Draw out every line with the word "упраздненный" from the listing below.

--- Input rows ---

START

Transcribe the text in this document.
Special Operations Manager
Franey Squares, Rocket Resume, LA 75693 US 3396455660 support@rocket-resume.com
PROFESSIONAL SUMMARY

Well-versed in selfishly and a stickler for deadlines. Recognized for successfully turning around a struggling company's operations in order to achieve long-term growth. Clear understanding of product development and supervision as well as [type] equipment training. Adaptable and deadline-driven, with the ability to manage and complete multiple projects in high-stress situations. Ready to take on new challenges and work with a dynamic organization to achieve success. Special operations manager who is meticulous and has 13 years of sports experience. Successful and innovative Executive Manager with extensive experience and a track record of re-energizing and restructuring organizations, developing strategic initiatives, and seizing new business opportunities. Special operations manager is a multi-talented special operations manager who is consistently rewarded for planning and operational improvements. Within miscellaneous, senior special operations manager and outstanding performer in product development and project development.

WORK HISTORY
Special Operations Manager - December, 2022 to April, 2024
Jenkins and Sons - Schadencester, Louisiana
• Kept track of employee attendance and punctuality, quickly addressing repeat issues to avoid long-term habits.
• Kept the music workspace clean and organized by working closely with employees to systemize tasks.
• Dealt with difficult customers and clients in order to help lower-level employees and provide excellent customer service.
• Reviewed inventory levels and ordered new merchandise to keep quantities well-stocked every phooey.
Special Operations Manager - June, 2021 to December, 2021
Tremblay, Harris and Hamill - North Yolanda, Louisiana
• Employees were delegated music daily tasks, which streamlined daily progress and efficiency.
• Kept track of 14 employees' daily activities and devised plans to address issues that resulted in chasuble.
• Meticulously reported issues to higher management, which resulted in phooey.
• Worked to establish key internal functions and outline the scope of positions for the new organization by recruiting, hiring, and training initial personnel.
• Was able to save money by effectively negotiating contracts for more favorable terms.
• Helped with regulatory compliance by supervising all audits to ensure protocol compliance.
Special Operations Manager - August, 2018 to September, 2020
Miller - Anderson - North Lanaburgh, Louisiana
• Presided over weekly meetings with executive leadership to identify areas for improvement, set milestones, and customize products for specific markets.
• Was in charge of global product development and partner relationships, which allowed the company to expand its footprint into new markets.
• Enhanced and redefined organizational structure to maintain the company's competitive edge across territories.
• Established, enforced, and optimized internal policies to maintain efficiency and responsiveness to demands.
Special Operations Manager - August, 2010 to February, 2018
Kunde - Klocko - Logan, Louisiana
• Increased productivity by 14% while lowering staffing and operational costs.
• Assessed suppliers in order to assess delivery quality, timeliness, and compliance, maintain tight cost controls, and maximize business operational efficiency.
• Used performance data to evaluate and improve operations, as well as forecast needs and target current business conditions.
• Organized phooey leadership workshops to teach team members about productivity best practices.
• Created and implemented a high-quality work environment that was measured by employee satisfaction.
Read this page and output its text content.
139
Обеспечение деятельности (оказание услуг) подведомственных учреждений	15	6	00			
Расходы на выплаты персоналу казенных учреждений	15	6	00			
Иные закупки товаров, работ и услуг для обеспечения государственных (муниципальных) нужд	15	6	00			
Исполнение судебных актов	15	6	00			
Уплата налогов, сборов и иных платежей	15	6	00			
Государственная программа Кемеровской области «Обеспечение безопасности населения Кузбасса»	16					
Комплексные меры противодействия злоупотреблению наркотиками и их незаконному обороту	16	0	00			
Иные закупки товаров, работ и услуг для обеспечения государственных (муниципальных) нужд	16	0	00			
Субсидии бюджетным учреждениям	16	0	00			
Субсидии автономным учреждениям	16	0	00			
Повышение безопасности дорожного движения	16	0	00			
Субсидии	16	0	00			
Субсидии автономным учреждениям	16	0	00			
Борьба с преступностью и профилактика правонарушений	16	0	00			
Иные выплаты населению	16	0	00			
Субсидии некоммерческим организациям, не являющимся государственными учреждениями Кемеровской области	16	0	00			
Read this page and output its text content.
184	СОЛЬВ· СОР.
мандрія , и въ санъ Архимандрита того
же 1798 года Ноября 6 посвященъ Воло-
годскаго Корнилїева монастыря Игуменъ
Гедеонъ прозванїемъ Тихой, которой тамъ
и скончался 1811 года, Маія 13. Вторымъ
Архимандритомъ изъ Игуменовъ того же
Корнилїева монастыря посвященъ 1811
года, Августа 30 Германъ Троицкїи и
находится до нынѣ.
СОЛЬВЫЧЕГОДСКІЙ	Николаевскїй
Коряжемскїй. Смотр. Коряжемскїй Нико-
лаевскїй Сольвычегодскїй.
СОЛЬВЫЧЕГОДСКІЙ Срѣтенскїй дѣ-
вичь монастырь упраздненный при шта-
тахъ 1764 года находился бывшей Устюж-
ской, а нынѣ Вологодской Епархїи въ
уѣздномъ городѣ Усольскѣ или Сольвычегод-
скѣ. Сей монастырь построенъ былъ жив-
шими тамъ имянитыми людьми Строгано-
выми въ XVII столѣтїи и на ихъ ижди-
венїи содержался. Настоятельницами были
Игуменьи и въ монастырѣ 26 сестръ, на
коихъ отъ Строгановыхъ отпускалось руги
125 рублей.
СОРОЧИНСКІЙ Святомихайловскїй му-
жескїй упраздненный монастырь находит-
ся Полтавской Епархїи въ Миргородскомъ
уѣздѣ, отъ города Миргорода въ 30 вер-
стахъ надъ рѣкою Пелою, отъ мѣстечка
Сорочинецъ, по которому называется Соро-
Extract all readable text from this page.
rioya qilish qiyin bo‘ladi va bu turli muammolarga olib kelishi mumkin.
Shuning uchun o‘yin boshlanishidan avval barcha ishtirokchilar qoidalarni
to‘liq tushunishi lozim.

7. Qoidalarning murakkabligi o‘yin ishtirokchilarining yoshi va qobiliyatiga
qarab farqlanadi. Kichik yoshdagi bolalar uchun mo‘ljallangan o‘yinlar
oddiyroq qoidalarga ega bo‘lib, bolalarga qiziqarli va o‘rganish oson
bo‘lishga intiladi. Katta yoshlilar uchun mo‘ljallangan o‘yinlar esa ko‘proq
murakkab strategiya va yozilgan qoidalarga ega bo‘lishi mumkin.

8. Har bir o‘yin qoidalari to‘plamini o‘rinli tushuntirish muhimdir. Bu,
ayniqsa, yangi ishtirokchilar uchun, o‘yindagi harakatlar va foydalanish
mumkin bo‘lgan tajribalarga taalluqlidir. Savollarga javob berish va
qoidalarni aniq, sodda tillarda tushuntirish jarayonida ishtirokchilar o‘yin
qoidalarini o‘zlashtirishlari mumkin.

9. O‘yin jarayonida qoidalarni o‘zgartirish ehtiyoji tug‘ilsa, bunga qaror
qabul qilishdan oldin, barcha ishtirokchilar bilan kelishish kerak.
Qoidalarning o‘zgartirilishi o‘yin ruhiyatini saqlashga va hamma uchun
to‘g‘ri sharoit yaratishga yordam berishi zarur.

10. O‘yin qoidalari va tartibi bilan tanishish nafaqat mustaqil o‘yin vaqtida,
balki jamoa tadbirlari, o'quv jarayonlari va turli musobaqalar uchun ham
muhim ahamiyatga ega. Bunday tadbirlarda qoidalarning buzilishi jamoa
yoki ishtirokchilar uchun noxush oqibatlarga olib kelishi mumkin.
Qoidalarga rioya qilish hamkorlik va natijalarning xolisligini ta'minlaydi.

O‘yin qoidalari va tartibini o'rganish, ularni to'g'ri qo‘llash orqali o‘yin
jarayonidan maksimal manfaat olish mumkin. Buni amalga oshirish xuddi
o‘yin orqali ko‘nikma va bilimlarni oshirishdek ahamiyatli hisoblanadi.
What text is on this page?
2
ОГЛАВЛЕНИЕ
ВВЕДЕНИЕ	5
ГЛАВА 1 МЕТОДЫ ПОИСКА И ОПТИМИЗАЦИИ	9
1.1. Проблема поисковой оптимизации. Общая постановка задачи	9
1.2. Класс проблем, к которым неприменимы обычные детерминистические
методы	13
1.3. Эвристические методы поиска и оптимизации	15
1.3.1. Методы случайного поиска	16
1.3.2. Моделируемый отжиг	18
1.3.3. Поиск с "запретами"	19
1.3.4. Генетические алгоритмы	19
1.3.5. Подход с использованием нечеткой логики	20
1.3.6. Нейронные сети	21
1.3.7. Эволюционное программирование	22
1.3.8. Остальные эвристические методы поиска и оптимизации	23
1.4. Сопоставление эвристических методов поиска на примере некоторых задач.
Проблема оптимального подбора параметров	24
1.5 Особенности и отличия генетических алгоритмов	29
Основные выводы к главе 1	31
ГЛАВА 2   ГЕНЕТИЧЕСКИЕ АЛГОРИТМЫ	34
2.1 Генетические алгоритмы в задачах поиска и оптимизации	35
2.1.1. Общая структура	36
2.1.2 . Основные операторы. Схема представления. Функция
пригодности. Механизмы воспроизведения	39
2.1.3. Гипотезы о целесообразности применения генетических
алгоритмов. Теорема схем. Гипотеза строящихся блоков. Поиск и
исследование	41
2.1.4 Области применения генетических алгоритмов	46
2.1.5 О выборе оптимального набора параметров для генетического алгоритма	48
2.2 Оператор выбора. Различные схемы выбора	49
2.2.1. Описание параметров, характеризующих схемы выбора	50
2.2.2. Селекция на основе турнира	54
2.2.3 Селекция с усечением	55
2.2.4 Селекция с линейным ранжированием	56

END

--- Answer to the exercise ---
вичь монастырь упраздненный при шта-
жескїй упраздненный монастырь находит-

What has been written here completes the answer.